╭─ THE DATA

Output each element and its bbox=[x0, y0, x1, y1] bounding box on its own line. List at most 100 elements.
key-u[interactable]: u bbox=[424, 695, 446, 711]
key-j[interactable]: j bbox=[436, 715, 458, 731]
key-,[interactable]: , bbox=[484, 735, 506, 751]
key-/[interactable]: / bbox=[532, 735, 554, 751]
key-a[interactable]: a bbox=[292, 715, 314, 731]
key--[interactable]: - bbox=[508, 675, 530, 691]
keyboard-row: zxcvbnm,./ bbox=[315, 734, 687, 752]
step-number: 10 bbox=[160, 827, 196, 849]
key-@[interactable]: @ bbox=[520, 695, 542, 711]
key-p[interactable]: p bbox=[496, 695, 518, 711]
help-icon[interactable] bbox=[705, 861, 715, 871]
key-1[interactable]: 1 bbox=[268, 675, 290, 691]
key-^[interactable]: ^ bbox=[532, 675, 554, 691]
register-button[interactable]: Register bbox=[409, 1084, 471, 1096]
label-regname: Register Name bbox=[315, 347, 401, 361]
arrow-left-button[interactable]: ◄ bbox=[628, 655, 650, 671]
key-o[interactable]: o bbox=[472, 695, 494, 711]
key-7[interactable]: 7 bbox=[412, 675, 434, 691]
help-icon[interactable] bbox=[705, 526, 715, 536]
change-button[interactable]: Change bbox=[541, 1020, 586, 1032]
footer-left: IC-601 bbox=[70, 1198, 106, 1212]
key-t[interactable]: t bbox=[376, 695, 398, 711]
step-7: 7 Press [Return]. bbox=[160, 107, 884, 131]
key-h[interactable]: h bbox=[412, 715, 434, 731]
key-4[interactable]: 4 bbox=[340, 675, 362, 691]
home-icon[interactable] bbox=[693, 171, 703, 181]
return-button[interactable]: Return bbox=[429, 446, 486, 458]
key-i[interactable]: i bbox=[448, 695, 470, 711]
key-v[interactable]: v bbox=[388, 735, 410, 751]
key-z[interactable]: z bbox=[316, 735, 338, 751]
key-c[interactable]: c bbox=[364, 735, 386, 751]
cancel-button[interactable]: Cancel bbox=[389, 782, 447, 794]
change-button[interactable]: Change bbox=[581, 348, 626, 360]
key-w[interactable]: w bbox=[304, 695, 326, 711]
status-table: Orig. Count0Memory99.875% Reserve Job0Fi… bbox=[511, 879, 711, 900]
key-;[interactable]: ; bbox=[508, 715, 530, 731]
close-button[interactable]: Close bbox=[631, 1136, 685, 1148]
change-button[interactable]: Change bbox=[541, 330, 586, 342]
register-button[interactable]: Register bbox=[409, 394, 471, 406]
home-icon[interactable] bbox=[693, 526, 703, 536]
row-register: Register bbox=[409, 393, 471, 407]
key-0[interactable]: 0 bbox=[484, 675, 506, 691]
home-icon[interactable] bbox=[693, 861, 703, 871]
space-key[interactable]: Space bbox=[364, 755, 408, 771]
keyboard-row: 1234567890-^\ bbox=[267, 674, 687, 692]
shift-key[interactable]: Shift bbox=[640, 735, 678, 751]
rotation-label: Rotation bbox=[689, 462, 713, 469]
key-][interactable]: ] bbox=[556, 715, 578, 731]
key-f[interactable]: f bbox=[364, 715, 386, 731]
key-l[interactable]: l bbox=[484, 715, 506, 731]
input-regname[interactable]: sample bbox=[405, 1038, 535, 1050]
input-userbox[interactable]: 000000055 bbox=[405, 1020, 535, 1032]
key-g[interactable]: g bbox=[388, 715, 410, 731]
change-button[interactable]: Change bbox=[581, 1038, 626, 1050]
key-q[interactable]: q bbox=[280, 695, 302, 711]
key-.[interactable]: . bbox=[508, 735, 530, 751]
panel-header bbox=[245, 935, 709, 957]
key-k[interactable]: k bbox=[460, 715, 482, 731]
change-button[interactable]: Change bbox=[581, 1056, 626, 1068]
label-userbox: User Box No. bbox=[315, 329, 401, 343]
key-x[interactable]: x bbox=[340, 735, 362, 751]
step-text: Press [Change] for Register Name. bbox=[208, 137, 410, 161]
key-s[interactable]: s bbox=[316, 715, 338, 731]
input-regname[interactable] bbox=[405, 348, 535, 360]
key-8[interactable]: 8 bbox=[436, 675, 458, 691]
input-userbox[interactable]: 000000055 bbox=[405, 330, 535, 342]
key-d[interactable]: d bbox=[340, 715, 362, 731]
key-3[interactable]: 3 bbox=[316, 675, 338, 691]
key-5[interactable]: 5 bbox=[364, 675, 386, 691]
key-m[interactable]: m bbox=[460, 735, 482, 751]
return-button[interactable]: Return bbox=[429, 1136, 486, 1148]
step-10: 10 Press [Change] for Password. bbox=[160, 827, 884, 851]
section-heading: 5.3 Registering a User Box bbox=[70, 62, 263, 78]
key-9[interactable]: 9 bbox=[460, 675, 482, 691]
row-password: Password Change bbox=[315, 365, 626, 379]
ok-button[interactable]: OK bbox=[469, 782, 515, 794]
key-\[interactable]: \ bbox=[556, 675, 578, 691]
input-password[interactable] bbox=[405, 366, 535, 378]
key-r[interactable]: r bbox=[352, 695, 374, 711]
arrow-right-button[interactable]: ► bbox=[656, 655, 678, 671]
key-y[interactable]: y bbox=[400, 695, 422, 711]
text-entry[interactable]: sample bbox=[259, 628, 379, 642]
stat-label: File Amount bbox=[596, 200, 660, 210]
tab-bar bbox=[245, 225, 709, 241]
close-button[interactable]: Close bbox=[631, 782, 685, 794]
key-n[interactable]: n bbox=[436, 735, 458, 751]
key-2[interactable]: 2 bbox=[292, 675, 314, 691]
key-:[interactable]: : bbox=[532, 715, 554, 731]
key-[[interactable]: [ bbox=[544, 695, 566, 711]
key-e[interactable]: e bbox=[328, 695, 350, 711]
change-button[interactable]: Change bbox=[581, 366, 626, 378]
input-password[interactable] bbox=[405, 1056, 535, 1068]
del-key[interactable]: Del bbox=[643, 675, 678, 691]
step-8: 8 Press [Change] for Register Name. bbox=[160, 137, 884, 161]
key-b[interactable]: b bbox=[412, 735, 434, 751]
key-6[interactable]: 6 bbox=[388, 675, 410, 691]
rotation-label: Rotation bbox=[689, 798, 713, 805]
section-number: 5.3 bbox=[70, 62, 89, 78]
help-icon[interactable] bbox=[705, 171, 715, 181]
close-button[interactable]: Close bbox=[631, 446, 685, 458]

╰─

Reproduce the listing above in full, substituting "Tap" for every occurrence of "Press" and leaving everything else unchanged.

Output each element and its bbox=[x0, y0, x1, y1] bounding box on its own line. List at most 100 elements.
key-u[interactable]: u bbox=[424, 695, 446, 711]
key-j[interactable]: j bbox=[436, 715, 458, 731]
key-,[interactable]: , bbox=[484, 735, 506, 751]
key-/[interactable]: / bbox=[532, 735, 554, 751]
key-a[interactable]: a bbox=[292, 715, 314, 731]
key--[interactable]: - bbox=[508, 675, 530, 691]
keyboard-row: zxcvbnm,./ bbox=[315, 734, 687, 752]
step-number: 10 bbox=[160, 827, 196, 849]
key-@[interactable]: @ bbox=[520, 695, 542, 711]
key-p[interactable]: p bbox=[496, 695, 518, 711]
help-icon[interactable] bbox=[705, 861, 715, 871]
key-1[interactable]: 1 bbox=[268, 675, 290, 691]
key-^[interactable]: ^ bbox=[532, 675, 554, 691]
register-button[interactable]: Register bbox=[409, 1084, 471, 1096]
label-regname: Register Name bbox=[315, 347, 401, 361]
arrow-left-button[interactable]: ◄ bbox=[628, 655, 650, 671]
key-o[interactable]: o bbox=[472, 695, 494, 711]
key-7[interactable]: 7 bbox=[412, 675, 434, 691]
help-icon[interactable] bbox=[705, 526, 715, 536]
change-button[interactable]: Change bbox=[541, 1020, 586, 1032]
footer-left: IC-601 bbox=[70, 1198, 106, 1212]
key-t[interactable]: t bbox=[376, 695, 398, 711]
step-7: 7 Tap [Return]. bbox=[160, 107, 884, 131]
key-h[interactable]: h bbox=[412, 715, 434, 731]
key-4[interactable]: 4 bbox=[340, 675, 362, 691]
home-icon[interactable] bbox=[693, 171, 703, 181]
return-button[interactable]: Return bbox=[429, 446, 486, 458]
key-i[interactable]: i bbox=[448, 695, 470, 711]
key-v[interactable]: v bbox=[388, 735, 410, 751]
key-z[interactable]: z bbox=[316, 735, 338, 751]
key-c[interactable]: c bbox=[364, 735, 386, 751]
cancel-button[interactable]: Cancel bbox=[389, 782, 447, 794]
change-button[interactable]: Change bbox=[581, 348, 626, 360]
key-w[interactable]: w bbox=[304, 695, 326, 711]
status-table: Orig. Count0Memory99.875% Reserve Job0Fi… bbox=[511, 879, 711, 900]
key-;[interactable]: ; bbox=[508, 715, 530, 731]
close-button[interactable]: Close bbox=[631, 1136, 685, 1148]
change-button[interactable]: Change bbox=[541, 330, 586, 342]
register-button[interactable]: Register bbox=[409, 394, 471, 406]
home-icon[interactable] bbox=[693, 526, 703, 536]
row-register: Register bbox=[409, 393, 471, 407]
key-0[interactable]: 0 bbox=[484, 675, 506, 691]
home-icon[interactable] bbox=[693, 861, 703, 871]
space-key[interactable]: Space bbox=[364, 755, 408, 771]
keyboard-row: 1234567890-^\ bbox=[267, 674, 687, 692]
shift-key[interactable]: Shift bbox=[640, 735, 678, 751]
rotation-label: Rotation bbox=[689, 462, 713, 469]
key-][interactable]: ] bbox=[556, 715, 578, 731]
key-f[interactable]: f bbox=[364, 715, 386, 731]
key-l[interactable]: l bbox=[484, 715, 506, 731]
input-regname[interactable]: sample bbox=[405, 1038, 535, 1050]
input-userbox[interactable]: 000000055 bbox=[405, 1020, 535, 1032]
key-g[interactable]: g bbox=[388, 715, 410, 731]
change-button[interactable]: Change bbox=[581, 1038, 626, 1050]
key-q[interactable]: q bbox=[280, 695, 302, 711]
key-.[interactable]: . bbox=[508, 735, 530, 751]
panel-header bbox=[245, 935, 709, 957]
key-k[interactable]: k bbox=[460, 715, 482, 731]
change-button[interactable]: Change bbox=[581, 1056, 626, 1068]
label-userbox: User Box No. bbox=[315, 329, 401, 343]
key-x[interactable]: x bbox=[340, 735, 362, 751]
step-text: Tap [Change] for Register Name. bbox=[208, 137, 410, 161]
key-s[interactable]: s bbox=[316, 715, 338, 731]
input-regname[interactable] bbox=[405, 348, 535, 360]
key-8[interactable]: 8 bbox=[436, 675, 458, 691]
input-userbox[interactable]: 000000055 bbox=[405, 330, 535, 342]
key-d[interactable]: d bbox=[340, 715, 362, 731]
key-3[interactable]: 3 bbox=[316, 675, 338, 691]
key-5[interactable]: 5 bbox=[364, 675, 386, 691]
key-m[interactable]: m bbox=[460, 735, 482, 751]
return-button[interactable]: Return bbox=[429, 1136, 486, 1148]
step-10: 10 Tap [Change] for Password. bbox=[160, 827, 884, 851]
section-heading: 5.3 Registering a User Box bbox=[70, 62, 263, 78]
key-9[interactable]: 9 bbox=[460, 675, 482, 691]
row-password: Password Change bbox=[315, 365, 626, 379]
ok-button[interactable]: OK bbox=[469, 782, 515, 794]
key-\[interactable]: \ bbox=[556, 675, 578, 691]
input-password[interactable] bbox=[405, 366, 535, 378]
key-r[interactable]: r bbox=[352, 695, 374, 711]
arrow-right-button[interactable]: ► bbox=[656, 655, 678, 671]
key-y[interactable]: y bbox=[400, 695, 422, 711]
text-entry[interactable]: sample bbox=[259, 628, 379, 642]
stat-label: File Amount bbox=[596, 200, 660, 210]
tab-bar bbox=[245, 225, 709, 241]
close-button[interactable]: Close bbox=[631, 782, 685, 794]
key-n[interactable]: n bbox=[436, 735, 458, 751]
key-2[interactable]: 2 bbox=[292, 675, 314, 691]
key-:[interactable]: : bbox=[532, 715, 554, 731]
key-[[interactable]: [ bbox=[544, 695, 566, 711]
key-e[interactable]: e bbox=[328, 695, 350, 711]
change-button[interactable]: Change bbox=[581, 366, 626, 378]
input-password[interactable] bbox=[405, 1056, 535, 1068]
del-key[interactable]: Del bbox=[643, 675, 678, 691]
step-8: 8 Tap [Change] for Register Name. bbox=[160, 137, 884, 161]
key-b[interactable]: b bbox=[412, 735, 434, 751]
key-6[interactable]: 6 bbox=[388, 675, 410, 691]
rotation-label: Rotation bbox=[689, 798, 713, 805]
section-number: 5.3 bbox=[70, 62, 89, 78]
help-icon[interactable] bbox=[705, 171, 715, 181]
close-button[interactable]: Close bbox=[631, 446, 685, 458]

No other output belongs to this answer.